■ Goal of the exercise
Sift the material for lines containing "from", and return them.

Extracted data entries
=-=-=
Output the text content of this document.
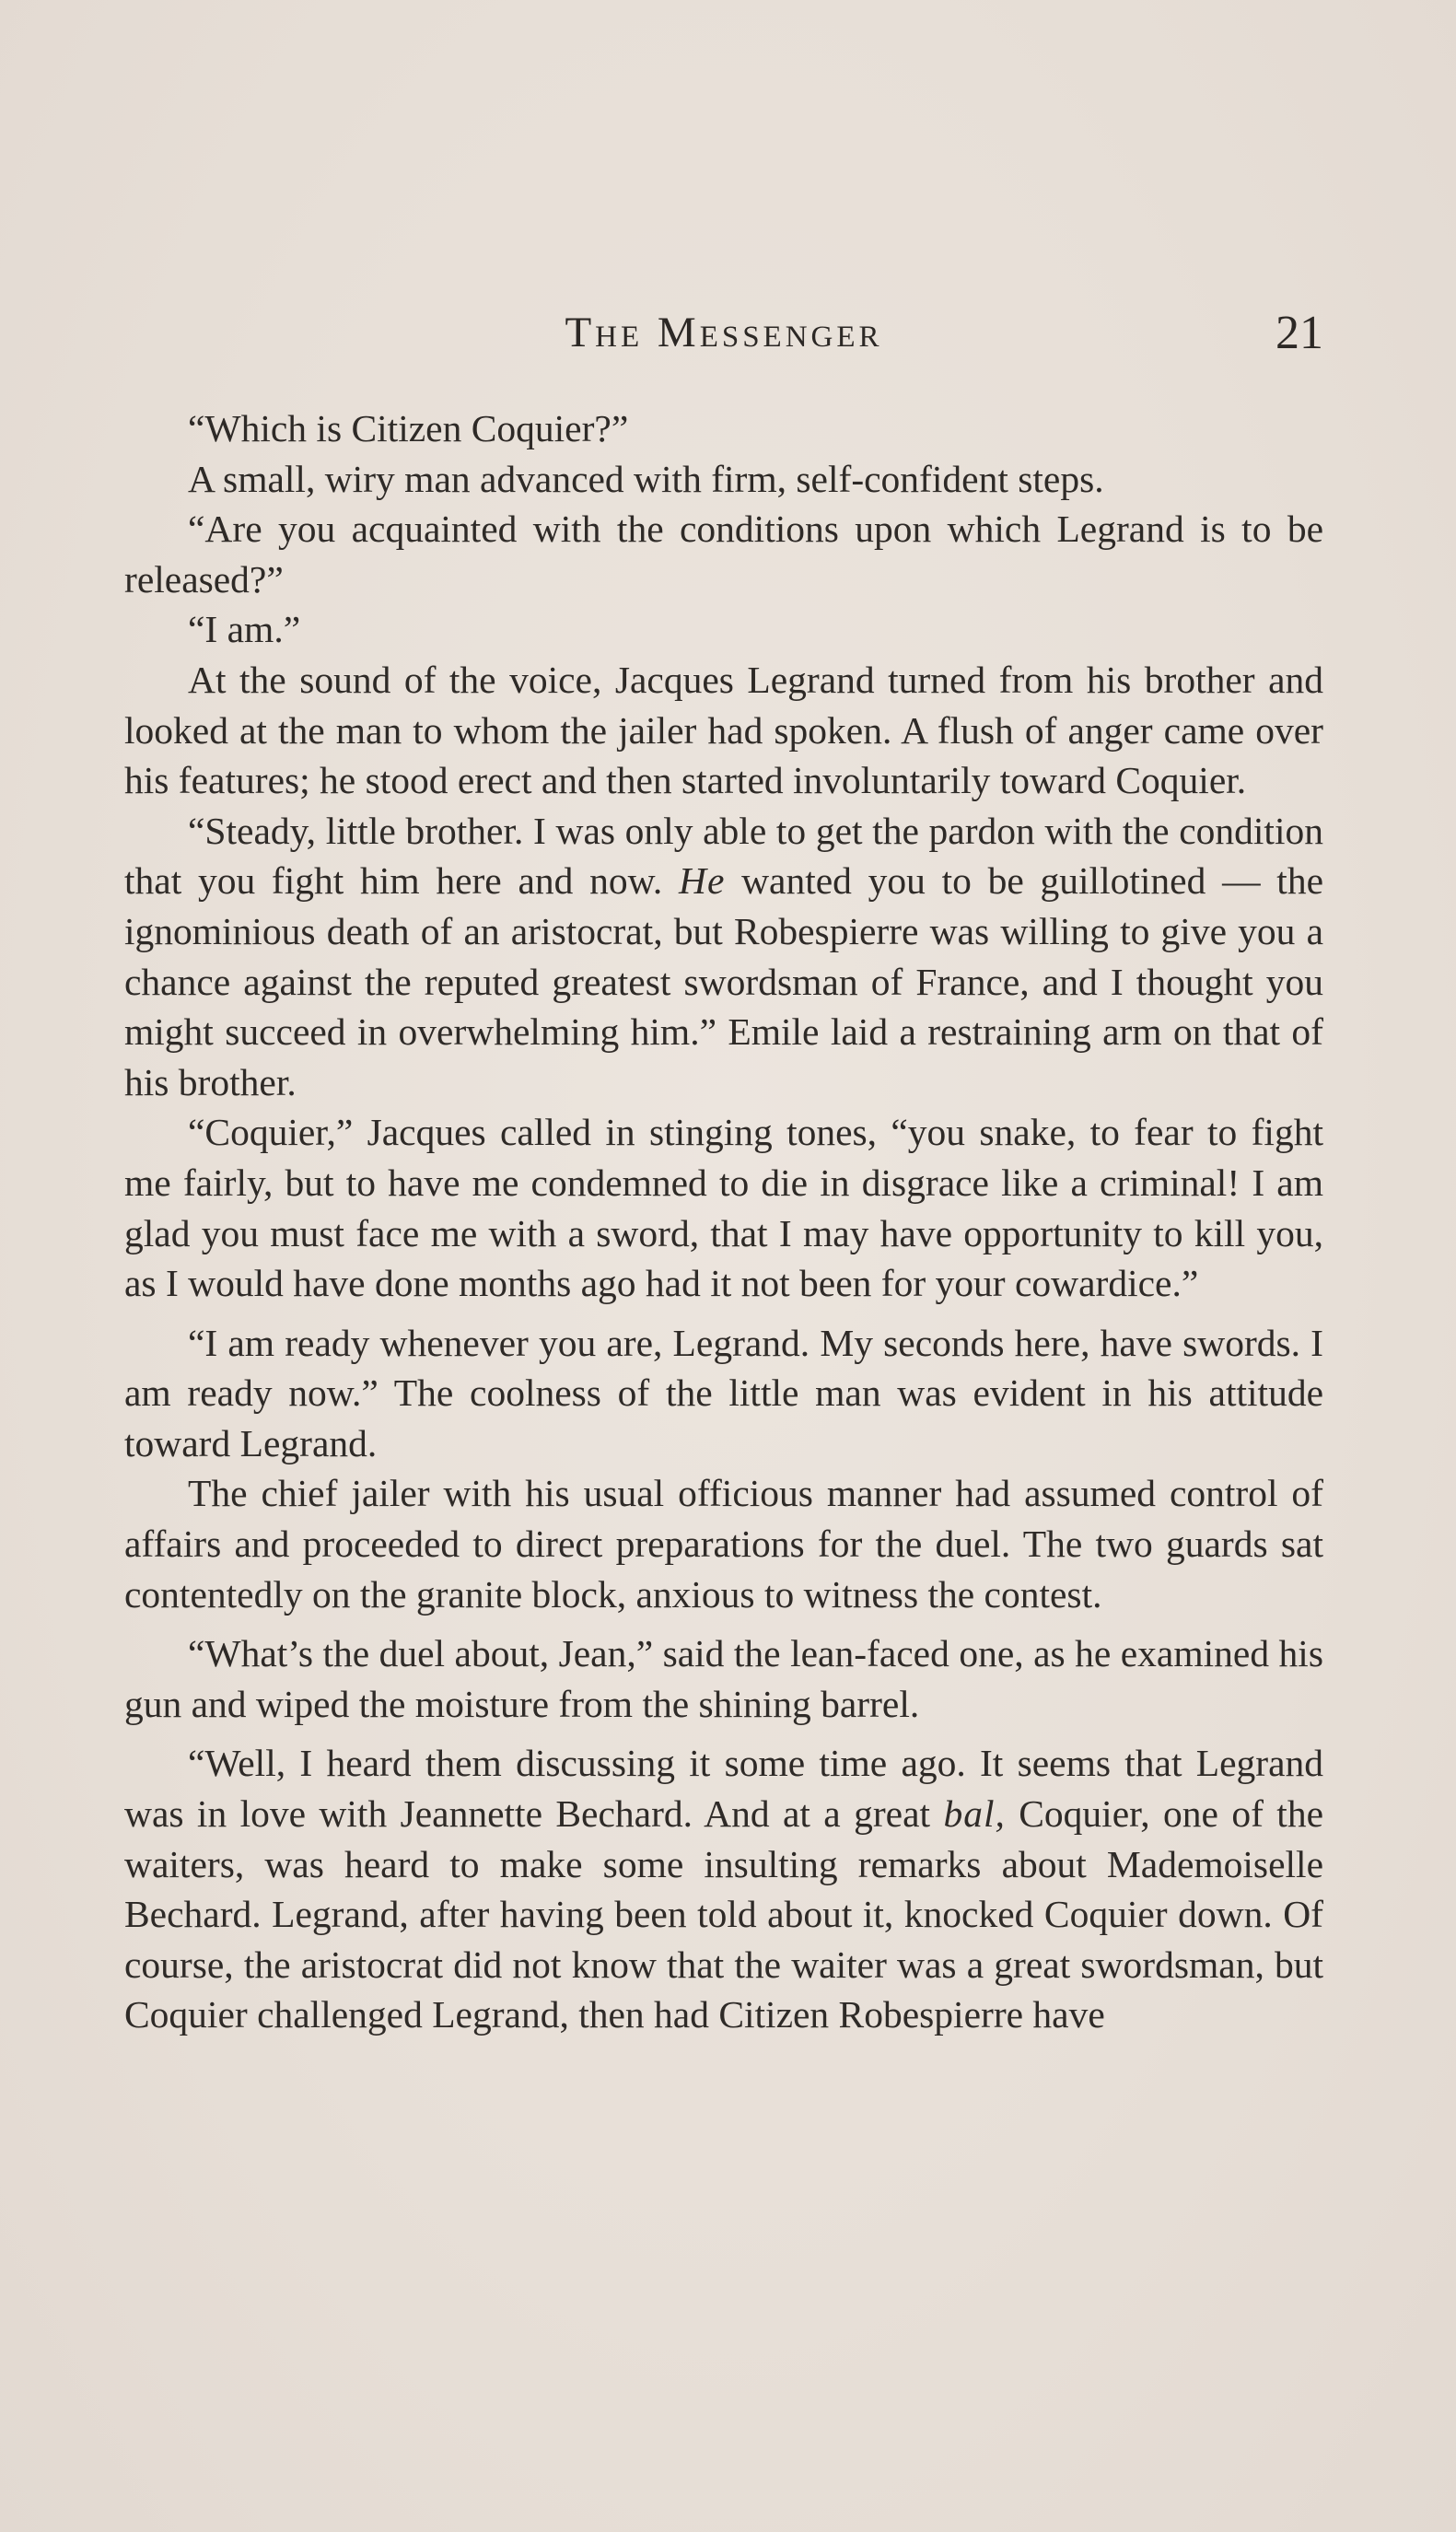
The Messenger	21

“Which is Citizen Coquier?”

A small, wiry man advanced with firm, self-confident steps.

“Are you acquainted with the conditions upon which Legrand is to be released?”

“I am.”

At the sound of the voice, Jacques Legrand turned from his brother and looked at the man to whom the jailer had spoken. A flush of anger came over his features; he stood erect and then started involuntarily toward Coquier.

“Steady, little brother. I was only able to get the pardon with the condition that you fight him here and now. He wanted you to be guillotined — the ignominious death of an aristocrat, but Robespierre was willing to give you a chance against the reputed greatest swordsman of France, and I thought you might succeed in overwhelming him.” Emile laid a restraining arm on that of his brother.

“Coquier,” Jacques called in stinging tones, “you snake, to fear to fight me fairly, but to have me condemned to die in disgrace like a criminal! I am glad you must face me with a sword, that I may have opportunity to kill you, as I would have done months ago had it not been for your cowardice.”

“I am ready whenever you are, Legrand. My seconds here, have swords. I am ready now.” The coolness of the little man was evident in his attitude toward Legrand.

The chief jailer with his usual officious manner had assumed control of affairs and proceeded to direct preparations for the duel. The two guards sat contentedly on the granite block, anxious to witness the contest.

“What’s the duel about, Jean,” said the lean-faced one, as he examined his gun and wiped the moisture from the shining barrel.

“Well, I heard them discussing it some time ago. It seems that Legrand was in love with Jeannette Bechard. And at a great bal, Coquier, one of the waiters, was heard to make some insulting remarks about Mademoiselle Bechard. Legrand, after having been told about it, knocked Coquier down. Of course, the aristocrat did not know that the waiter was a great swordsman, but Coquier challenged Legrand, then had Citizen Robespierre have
=-=-=
■ Task result
At the sound of the voice, Jacques Legrand turned from his brother and looked at the man to whom the jailer had spoken. A flush of anger came over his features; he stood erect and then started involuntarily toward Coquier.
“What’s the duel about, Jean,” said the lean-faced one, as he examined his gun and wiped the moisture from the shining barrel.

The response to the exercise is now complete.